■ **WHAT IS REQUIRED**
Print every line of the listing exactly, please.

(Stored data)
§ §

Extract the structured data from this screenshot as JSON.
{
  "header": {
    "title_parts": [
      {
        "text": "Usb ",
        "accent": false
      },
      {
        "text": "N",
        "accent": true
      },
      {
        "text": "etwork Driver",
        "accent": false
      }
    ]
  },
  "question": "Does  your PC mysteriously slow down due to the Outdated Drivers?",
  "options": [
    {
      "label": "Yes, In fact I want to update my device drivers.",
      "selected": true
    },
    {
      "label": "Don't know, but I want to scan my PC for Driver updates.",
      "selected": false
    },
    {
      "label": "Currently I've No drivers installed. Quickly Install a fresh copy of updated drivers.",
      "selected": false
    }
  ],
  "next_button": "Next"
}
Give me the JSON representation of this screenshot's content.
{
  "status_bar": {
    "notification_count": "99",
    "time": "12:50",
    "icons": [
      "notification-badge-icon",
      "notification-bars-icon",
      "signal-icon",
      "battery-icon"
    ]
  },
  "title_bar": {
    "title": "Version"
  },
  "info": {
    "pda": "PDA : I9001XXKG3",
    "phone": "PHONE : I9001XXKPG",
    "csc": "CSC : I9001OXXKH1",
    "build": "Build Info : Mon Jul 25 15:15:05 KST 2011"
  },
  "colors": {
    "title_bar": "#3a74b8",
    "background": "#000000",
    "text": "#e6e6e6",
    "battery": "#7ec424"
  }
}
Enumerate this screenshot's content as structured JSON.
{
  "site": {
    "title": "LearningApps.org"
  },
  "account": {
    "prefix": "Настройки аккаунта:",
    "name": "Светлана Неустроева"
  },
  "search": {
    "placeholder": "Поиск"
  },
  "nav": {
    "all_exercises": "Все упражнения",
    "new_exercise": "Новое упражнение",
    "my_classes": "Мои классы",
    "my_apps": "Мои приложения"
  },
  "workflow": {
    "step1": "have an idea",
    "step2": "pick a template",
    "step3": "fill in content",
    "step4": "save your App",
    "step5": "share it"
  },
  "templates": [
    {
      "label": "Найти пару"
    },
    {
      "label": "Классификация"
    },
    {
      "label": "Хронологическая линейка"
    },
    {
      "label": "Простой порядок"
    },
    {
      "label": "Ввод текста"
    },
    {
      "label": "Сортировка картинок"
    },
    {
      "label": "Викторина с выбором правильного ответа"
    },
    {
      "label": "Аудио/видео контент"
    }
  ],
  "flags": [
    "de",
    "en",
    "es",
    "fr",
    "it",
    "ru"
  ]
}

§ §

■ **OUTPUT OF THE TASK**
Extract the structured data from this screenshot as JSON.
{
  "header": {
    "title_parts": [
      {
        "text": "Usb ",
        "accent": false
      },
      {
        "text": "N",
        "accent": true
      },
      {
        "text": "etwork Driver",
        "accent": false
      }
    ]
  },
  "question": "Does  your PC mysteriously slow down due to the Outdated Drivers?",
  "options": [
    {
      "label": "Yes, In fact I want to update my device drivers.",
      "selected": true
    },
    {
      "label": "Don't know, but I want to scan my PC for Driver updates.",
      "selected": false
    },
    {
      "label": "Currently I've No drivers installed. Quickly Install a fresh copy of updated drivers.",
      "selected": false
    }
  ],
  "next_button": "Next"
}
Give me the JSON representation of this screenshot's content.
{
  "status_bar": {
    "notification_count": "99",
    "time": "12:50",
    "icons": [
      "notification-badge-icon",
      "notification-bars-icon",
      "signal-icon",
      "battery-icon"
    ]
  },
  "title_bar": {
    "title": "Version"
  },
  "info": {
    "pda": "PDA : I9001XXKG3",
    "phone": "PHONE : I9001XXKPG",
    "csc": "CSC : I9001OXXKH1",
    "build": "Build Info : Mon Jul 25 15:15:05 KST 2011"
  },
  "colors": {
    "title_bar": "#3a74b8",
    "background": "#000000",
    "text": "#e6e6e6",
    "battery": "#7ec424"
  }
}
Enumerate this screenshot's content as structured JSON.
{
  "site": {
    "title": "LearningApps.org"
  },
  "account": {
    "prefix": "Настройки аккаунта:",
    "name": "Светлана Неустроева"
  },
  "search": {
    "placeholder": "Поиск"
  },
  "nav": {
    "all_exercises": "Все упражнения",
    "new_exercise": "Новое упражнение",
    "my_classes": "Мои классы",
    "my_apps": "Мои приложения"
  },
  "workflow": {
    "step1": "have an idea",
    "step2": "pick a template",
    "step3": "fill in content",
    "step4": "save your App",
    "step5": "share it"
  },
  "templates": [
    {
      "label": "Найти пару"
    },
    {
      "label": "Классификация"
    },
    {
      "label": "Хронологическая линейка"
    },
    {
      "label": "Простой порядок"
    },
    {
      "label": "Ввод текста"
    },
    {
      "label": "Сортировка картинок"
    },
    {
      "label": "Викторина с выбором правильного ответа"
    },
    {
      "label": "Аудио/видео контент"
    }
  ],
  "flags": [
    "de",
    "en",
    "es",
    "fr",
    "it",
    "ru"
  ]
}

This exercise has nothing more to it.